- What to do: Where a line contains the word "image", copy that line in full.

- Input rows:
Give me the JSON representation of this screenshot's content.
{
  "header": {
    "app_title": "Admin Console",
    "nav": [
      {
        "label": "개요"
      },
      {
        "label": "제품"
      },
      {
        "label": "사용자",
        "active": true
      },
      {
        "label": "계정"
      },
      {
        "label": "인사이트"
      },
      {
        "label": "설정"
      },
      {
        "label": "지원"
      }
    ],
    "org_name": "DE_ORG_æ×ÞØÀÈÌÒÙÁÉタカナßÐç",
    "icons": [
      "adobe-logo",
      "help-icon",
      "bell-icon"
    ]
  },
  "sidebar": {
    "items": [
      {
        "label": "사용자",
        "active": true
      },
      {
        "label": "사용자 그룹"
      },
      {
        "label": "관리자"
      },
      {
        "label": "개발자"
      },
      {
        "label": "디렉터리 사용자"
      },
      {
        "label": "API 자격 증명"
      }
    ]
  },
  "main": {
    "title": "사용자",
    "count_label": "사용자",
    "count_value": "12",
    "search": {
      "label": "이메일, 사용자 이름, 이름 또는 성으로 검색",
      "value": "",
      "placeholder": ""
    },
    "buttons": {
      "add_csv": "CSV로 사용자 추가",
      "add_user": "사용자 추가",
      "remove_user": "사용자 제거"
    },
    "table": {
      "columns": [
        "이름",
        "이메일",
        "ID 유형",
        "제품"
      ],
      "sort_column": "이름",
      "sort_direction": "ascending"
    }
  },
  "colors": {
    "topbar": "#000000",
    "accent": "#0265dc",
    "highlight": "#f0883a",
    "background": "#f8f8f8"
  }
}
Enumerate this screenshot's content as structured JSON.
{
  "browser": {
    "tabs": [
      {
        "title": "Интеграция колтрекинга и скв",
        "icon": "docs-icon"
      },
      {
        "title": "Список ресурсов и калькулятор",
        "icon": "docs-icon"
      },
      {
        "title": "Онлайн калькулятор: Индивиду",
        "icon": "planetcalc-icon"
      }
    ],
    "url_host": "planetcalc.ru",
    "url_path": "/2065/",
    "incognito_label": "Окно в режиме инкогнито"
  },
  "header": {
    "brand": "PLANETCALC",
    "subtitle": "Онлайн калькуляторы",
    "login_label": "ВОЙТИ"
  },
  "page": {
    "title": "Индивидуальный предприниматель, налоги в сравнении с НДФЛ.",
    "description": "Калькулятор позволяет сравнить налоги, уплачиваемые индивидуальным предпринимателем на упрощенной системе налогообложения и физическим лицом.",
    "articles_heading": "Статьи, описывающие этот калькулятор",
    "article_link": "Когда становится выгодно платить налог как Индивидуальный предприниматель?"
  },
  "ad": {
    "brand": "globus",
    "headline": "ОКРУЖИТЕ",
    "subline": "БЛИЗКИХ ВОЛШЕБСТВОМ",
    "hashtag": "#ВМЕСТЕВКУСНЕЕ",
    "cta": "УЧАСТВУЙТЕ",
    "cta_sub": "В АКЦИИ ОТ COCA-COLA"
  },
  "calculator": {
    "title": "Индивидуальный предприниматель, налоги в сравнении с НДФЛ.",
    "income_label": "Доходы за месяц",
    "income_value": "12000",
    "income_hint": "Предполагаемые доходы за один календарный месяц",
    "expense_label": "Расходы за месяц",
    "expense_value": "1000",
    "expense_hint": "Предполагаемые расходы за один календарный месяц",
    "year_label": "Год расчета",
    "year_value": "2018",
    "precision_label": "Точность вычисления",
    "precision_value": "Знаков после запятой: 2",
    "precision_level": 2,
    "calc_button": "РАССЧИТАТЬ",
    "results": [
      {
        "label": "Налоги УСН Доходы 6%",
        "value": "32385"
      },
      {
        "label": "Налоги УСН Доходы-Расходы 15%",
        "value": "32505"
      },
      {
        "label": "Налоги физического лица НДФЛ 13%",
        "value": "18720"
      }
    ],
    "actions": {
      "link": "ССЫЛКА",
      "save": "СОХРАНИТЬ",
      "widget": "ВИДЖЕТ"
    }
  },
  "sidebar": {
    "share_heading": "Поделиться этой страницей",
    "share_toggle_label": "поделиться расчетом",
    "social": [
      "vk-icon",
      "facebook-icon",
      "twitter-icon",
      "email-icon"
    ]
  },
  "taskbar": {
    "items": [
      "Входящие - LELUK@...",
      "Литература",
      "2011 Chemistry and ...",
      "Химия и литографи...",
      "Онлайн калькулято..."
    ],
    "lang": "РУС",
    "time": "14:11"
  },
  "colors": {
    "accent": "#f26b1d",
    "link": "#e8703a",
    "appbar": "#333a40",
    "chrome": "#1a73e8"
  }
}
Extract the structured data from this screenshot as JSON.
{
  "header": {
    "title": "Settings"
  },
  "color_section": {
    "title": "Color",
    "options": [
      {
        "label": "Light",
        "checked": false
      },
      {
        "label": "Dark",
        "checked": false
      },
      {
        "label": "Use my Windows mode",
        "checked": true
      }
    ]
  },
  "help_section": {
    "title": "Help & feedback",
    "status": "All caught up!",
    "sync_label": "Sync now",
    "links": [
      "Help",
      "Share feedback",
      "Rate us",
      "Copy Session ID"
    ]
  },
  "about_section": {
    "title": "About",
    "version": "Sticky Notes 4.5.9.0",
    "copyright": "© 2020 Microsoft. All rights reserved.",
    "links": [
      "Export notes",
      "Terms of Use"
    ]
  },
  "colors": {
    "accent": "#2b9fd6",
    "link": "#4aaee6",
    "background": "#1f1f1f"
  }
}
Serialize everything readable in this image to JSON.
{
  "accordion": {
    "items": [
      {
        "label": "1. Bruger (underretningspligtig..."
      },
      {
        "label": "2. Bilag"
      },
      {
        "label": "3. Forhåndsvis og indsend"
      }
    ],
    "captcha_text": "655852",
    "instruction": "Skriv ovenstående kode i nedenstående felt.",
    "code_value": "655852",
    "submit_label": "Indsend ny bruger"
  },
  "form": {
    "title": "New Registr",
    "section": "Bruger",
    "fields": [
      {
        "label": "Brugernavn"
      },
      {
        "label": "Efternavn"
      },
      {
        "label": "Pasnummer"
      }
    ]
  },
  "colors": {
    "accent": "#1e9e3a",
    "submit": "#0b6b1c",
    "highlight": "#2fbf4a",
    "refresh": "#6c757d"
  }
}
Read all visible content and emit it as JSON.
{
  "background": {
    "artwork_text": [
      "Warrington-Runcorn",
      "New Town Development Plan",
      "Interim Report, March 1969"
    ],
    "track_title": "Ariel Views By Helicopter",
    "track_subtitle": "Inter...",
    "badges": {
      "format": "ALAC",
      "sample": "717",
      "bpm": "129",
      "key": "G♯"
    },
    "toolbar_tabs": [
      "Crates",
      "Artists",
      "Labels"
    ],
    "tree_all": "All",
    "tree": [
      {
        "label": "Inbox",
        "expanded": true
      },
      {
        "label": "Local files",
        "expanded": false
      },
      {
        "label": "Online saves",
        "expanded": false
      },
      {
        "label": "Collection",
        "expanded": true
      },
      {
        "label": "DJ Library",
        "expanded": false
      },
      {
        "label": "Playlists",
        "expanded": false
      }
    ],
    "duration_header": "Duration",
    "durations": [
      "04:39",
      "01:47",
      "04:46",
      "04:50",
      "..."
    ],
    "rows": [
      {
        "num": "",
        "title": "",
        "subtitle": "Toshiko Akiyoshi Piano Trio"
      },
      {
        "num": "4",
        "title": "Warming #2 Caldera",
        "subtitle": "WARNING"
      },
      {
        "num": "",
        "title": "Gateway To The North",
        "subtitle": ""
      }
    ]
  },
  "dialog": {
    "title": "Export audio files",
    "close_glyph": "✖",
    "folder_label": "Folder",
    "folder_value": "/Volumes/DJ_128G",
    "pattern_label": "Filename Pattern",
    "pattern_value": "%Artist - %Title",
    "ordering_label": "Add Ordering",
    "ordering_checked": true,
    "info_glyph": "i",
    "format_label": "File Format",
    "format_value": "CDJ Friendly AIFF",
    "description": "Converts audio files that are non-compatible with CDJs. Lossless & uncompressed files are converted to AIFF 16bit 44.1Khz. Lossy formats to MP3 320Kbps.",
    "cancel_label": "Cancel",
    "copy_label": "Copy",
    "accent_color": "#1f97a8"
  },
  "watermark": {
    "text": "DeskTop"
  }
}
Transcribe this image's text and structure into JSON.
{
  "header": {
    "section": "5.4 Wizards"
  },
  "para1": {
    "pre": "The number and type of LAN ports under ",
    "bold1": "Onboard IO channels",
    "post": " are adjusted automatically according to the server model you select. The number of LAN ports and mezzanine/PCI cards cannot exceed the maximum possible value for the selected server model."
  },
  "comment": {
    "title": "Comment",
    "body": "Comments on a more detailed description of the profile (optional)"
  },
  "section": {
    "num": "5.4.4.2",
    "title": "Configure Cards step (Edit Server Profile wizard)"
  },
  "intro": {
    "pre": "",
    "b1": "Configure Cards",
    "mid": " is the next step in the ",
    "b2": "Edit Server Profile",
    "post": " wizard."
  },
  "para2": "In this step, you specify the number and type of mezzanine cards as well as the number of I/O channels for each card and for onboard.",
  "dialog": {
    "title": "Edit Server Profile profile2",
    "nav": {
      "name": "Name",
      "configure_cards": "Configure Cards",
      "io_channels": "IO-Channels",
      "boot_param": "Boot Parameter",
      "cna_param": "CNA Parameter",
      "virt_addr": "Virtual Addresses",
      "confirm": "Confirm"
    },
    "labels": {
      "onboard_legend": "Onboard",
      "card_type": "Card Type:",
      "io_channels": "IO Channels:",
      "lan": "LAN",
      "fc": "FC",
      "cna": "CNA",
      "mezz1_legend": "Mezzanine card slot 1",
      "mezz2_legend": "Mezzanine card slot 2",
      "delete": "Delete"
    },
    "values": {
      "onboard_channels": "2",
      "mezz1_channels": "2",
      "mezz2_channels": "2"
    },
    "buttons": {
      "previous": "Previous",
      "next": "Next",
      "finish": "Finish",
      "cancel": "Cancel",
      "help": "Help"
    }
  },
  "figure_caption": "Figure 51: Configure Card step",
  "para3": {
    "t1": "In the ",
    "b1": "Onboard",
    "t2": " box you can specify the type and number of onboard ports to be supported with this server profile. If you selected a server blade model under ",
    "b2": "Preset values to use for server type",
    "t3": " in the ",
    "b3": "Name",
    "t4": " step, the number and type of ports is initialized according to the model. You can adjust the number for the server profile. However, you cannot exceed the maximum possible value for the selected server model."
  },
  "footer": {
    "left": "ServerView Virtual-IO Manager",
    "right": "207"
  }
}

- Solution:
Serialize everything readable in this image to JSON.
Transcribe this image's text and structure into JSON.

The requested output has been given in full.